● **What the exercise asks**
In the entries that follow, find the word "tread" and report each line it is on.

● **Supplied records**
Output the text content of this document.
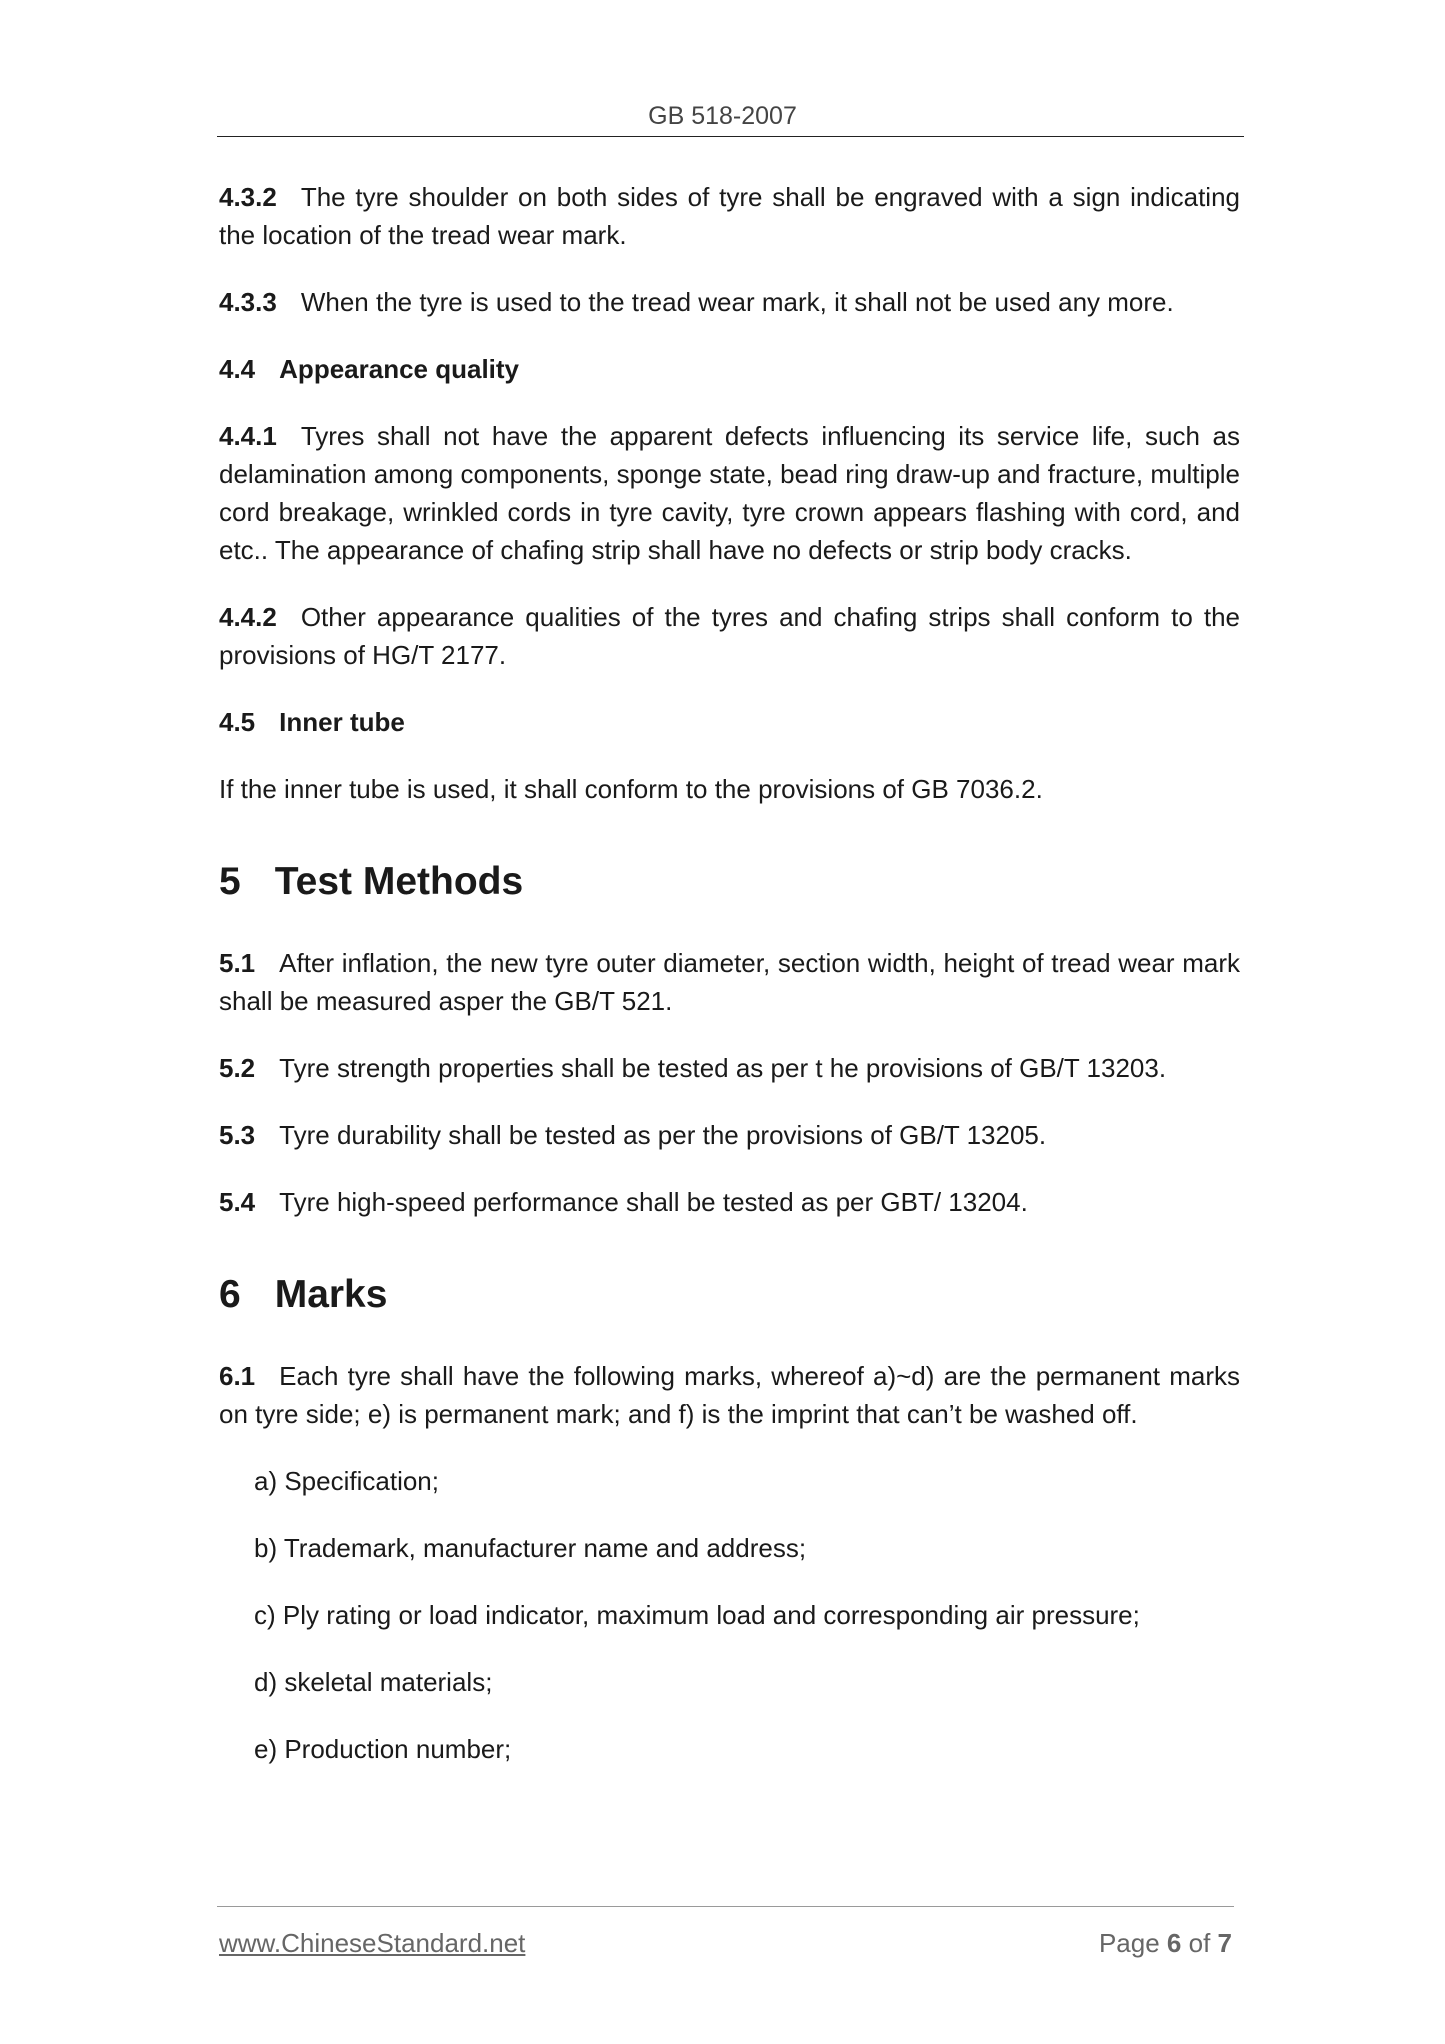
GB 518-2007

4.3.2 The tyre shoulder on both sides of tyre shall be engraved with a sign indicating the location of the tread wear mark.

4.3.3 When the tyre is used to the tread wear mark, it shall not be used any more.

4.4 Appearance quality

4.4.1 Tyres shall not have the apparent defects influencing its service life, such as delamination among components, sponge state, bead ring draw-up and fracture, multiple cord breakage, wrinkled cords in tyre cavity, tyre crown appears flashing with cord, and etc.. The appearance of chafing strip shall have no defects or strip body cracks.

4.4.2 Other appearance qualities of the tyres and chafing strips shall conform to the provisions of HG/T 2177.

4.5 Inner tube

If the inner tube is used, it shall conform to the provisions of GB 7036.2.

5 Test Methods

5.1 After inflation, the new tyre outer diameter, section width, height of tread wear mark shall be measured asper the GB/T 521.

5.2 Tyre strength properties shall be tested as per t he provisions of GB/T 13203.

5.3 Tyre durability shall be tested as per the provisions of GB/T 13205.

5.4 Tyre high-speed performance shall be tested as per GBT/ 13204.

6 Marks

6.1 Each tyre shall have the following marks, whereof a)~d) are the permanent marks on tyre side; e) is permanent mark; and f) is the imprint that can’t be washed off.

a) Specification;
b) Trademark, manufacturer name and address;
c) Ply rating or load indicator, maximum load and corresponding air pressure;
d) skeletal materials;
e) Production number;
www.ChineseStandard.net	Page 6 of 7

● **Right answer**
4.3.2 The tyre shoulder on both sides of tyre shall be engraved with a sign indicating the location of the tread wear mark.
4.3.3 When the tyre is used to the tread wear mark, it shall not be used any more.
5.1 After inflation, the new tyre outer diameter, section width, height of tread wear mark shall be measured asper the GB/T 521.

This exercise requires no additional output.